◆ Recorded data ◆
##########

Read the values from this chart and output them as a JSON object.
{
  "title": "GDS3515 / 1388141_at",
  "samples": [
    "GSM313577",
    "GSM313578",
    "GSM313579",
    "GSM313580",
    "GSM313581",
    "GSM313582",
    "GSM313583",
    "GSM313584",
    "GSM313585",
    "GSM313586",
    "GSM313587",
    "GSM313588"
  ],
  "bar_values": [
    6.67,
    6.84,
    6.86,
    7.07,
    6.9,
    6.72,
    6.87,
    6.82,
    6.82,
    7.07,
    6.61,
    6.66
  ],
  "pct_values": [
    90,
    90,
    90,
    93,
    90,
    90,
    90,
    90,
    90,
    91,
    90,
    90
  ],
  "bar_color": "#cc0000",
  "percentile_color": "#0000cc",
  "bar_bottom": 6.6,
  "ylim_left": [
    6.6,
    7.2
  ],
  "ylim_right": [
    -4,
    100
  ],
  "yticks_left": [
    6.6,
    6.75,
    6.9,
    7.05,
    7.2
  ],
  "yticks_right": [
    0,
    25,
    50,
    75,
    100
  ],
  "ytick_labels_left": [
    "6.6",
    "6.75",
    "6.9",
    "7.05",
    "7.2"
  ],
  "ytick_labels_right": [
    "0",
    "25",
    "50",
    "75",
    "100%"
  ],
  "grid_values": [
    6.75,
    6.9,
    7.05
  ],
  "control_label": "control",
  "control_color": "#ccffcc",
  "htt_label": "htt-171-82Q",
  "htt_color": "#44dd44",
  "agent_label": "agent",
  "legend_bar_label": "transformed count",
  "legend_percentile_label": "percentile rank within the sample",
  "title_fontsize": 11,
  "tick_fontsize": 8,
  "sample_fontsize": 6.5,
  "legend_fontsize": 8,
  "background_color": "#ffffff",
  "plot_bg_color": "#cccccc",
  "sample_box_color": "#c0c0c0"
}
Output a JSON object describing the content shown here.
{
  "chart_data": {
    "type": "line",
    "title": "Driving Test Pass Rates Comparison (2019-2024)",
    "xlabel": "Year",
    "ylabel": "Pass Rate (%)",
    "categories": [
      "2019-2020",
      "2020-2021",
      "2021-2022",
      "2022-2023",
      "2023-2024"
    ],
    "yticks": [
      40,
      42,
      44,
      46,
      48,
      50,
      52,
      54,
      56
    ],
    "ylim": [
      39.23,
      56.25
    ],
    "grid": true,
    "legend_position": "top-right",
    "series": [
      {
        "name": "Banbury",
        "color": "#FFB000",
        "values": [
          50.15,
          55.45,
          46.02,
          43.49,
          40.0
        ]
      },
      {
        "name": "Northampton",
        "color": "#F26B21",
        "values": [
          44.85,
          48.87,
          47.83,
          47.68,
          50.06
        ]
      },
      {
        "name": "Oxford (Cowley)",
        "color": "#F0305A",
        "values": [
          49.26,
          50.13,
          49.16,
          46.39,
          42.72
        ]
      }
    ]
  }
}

##########

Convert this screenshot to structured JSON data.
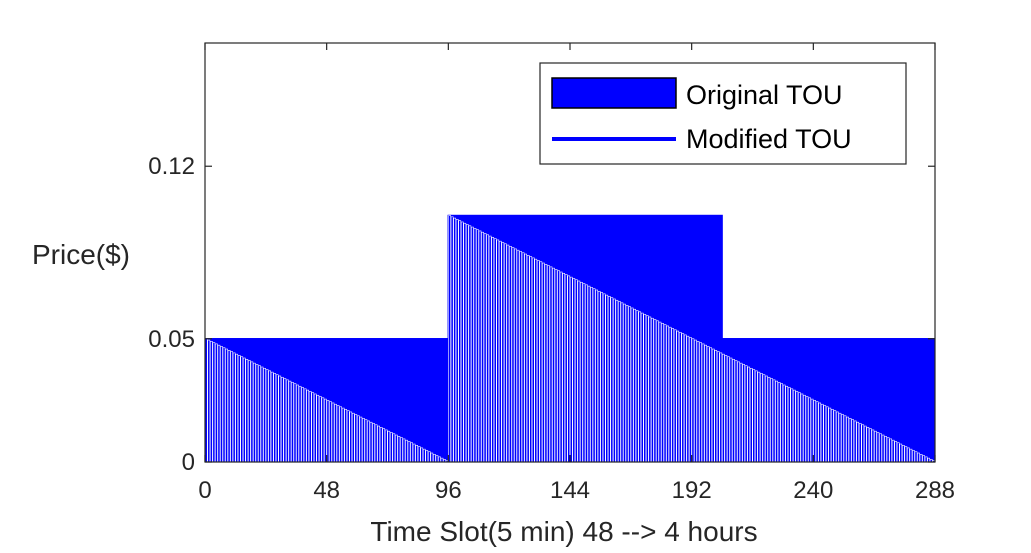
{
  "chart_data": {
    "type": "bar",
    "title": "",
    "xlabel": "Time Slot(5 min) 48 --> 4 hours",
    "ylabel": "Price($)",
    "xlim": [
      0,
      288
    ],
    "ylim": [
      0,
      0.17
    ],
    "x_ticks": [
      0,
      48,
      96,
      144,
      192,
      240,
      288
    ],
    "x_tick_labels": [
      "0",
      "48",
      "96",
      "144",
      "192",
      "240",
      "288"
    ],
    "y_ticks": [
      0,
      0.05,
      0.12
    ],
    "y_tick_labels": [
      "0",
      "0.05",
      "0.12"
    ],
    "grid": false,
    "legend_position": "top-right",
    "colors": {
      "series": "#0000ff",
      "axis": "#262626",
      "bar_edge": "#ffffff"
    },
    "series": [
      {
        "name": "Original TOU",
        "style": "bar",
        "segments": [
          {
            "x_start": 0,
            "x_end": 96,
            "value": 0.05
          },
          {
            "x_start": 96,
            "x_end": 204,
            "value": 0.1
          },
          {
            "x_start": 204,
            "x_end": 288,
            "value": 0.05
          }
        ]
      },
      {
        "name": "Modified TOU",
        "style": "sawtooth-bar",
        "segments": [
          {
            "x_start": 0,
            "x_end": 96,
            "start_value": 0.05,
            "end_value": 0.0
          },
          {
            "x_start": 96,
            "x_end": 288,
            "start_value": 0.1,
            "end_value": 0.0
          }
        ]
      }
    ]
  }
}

##########

Find each line holding the word "xlabel" and copy it.

◆ Expected answer ◆
    "xlabel": "Year",
    "xlabel": "Time Slot(5 min) 48 --> 4 hours",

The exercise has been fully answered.